# Fire Caste impressions



## Brother Lucian (Apr 22, 2011)

Been working on this book for a while now, but I must say I find it one of the most difficult to read and follow books from Black Library ever. The plot feels extremely disjointed and running in multiple strata, and im starting to wonder if the middle part of the book actually is a prelude to the beginning events. In comparission, I had no problem working on the labyrinthine Atlas Infernal.

I know Peter Fehervari is a new author for Black Library, but if this is what he is capable of putting out, Im not encouraged to read any future offerings from his hand.


----------



## Malus Darkblade (Jan 8, 2010)

I was waiting for someone to talk about it.

Could you go into more detail? With spoiler tags and all that.


----------



## Brother Lucian (Apr 22, 2011)

The book is a confusing mess about guardsmen sent to a near death world the Imperium have been fighting with the Tau over for 50 years, becomming a meat grinder. The degenerated human natives siding with the tau, and it seems theres a lot of guard deserters too. A tortured commisar hunting deserters, a guard regiment plagued by awful secrets. An admiral and an conffessor with schemes of their own. 

Ill try to finish it, to see if it will make the plot more clear and understood.
Though one thing stood out, the guardsmen in the regiment have an armored group called steambloods, basically wealthy nobles each maintaining a huge clanking suit of armor. Which gave me an impression of an Imperial Knight, an one man titan suit. Could those be attached to the guard in the future, instead of being sworn to the mechanicum, or just an overly creative handling of fluff like C.S. Goto is infamous for?


----------



## Alhom (Aug 17, 2012)

Thanks alot for your feedback.
I was very excited to read this book, but now, I wonder...


----------



## Brother Lucian (Apr 22, 2011)

A friend just finished it, he said it was extremely odd. Something which I only can agree about.


----------



## CosmicVoid (Mar 4, 2013)

Ahh.. not sounding too good then! I'm still going to give it a read though, been looking forward to reading a book with more of The Tau in!


----------



## Brother Lucian (Apr 22, 2011)

I managed to finish the book and my impressions still stand. While it does present an interesting perspective on things, too many plot threads was left unfinished. And I think it was a rather cheap way the book ended, as if to spare the author any more work on the long term ramifications of the plot and its consequences. Both longterm and for the characters involved.

All in all I can not give the book more than 4/10 and that is generous, a below average book. I found Blood of Asaheim a far superior read for the releases this month.


----------



## Brother Subtle (May 24, 2009)

That's a shame. Been playing a bit of Tau in Dark Crusade this week and its got me all... Tauey. Might wait for a few other opinions on it, if its all the same as this might have to give it the wide berth.


----------



## Tawa (Jan 10, 2010)

Brother Subtle said:


> its got me all... Tauey.


Hmm, Fire Warriors and Kroot running around would have made a certain tv program very entertaining :laugh:



Some less than stellar reviews here, I may just give it a miss :wink:


----------



## Garrak (Jun 18, 2012)

### SET PROBLEM 1
Extract the passage of the Fire Caste forum thread from "Though one thing" up to and including "(Aug 17, 2012)".

### INFORMATION PROVIDED

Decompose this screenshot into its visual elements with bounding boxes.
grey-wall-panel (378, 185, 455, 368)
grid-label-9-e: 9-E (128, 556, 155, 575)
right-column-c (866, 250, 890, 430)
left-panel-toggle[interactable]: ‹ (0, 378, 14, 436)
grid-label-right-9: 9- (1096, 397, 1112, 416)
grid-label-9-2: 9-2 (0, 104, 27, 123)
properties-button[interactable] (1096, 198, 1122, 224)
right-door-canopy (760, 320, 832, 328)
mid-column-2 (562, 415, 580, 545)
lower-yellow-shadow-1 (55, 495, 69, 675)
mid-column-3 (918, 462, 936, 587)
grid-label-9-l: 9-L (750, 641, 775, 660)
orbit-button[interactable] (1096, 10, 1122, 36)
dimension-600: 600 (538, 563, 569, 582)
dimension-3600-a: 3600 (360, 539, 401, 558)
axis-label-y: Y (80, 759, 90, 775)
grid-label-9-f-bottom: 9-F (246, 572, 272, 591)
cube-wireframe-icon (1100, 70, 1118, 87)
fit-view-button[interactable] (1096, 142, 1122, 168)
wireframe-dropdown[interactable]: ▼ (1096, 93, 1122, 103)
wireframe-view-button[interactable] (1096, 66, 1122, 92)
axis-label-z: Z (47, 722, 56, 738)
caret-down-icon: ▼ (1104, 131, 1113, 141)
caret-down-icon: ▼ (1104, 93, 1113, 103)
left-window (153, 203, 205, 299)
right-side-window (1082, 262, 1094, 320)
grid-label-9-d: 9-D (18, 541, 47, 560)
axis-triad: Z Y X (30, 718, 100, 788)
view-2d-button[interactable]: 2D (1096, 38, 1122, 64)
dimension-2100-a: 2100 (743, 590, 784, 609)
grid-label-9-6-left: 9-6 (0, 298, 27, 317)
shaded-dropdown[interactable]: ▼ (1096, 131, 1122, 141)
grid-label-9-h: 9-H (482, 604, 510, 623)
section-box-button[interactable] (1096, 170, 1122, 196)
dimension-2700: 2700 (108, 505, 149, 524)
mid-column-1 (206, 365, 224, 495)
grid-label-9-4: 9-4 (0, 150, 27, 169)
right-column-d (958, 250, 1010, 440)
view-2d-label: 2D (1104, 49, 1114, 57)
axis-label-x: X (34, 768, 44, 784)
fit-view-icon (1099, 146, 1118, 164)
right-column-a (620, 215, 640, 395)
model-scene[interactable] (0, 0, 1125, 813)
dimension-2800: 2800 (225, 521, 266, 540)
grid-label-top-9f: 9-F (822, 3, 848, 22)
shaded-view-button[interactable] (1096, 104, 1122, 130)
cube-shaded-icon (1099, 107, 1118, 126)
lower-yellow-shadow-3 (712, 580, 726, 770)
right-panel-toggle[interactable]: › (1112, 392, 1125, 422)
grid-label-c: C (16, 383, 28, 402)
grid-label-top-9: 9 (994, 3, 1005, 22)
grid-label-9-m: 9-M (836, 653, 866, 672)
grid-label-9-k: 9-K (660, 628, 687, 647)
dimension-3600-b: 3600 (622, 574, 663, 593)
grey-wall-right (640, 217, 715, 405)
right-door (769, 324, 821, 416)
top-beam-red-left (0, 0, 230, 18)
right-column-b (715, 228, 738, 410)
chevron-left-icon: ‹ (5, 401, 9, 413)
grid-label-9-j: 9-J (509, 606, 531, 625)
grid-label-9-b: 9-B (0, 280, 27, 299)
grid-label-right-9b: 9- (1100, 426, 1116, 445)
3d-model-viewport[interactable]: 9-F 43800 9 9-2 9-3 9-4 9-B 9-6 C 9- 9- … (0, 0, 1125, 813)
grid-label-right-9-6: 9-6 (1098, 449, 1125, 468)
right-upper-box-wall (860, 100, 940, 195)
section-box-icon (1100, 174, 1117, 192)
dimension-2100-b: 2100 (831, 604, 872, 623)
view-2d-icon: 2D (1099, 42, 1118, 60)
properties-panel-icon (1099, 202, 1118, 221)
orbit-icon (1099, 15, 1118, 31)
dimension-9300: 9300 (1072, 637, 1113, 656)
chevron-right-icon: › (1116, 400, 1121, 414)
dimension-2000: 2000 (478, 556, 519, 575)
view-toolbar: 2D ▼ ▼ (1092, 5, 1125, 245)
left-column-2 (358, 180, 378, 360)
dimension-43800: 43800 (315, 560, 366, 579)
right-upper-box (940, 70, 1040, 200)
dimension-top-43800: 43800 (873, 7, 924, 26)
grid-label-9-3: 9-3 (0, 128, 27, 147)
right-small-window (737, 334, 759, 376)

### SET PROBLEM 2
Copy the entries word for word, from their first line up to and including the line with "orbit-button[interactable] (1096, 10, 1122, 36)".

### TASK RESPONSE 1
Though one thing stood out, the guardsmen in the regiment have an armored group called steambloods, basically wealthy nobles each maintaining a huge clanking suit of armor. Which gave me an impression of an Imperial Knight, an one man titan suit. Could those be attached to the guard in the future, instead of being sworn to the mechanicum, or just an overly creative handling of fluff like C.S. Goto is infamous for?


----------



## Alhom (Aug 17, 2012)

### TASK RESPONSE 2
Decompose this screenshot into its visual elements with bounding boxes.
grey-wall-panel (378, 185, 455, 368)
grid-label-9-e: 9-E (128, 556, 155, 575)
right-column-c (866, 250, 890, 430)
left-panel-toggle[interactable]: ‹ (0, 378, 14, 436)
grid-label-right-9: 9- (1096, 397, 1112, 416)
grid-label-9-2: 9-2 (0, 104, 27, 123)
properties-button[interactable] (1096, 198, 1122, 224)
right-door-canopy (760, 320, 832, 328)
mid-column-2 (562, 415, 580, 545)
lower-yellow-shadow-1 (55, 495, 69, 675)
mid-column-3 (918, 462, 936, 587)
grid-label-9-l: 9-L (750, 641, 775, 660)
orbit-button[interactable] (1096, 10, 1122, 36)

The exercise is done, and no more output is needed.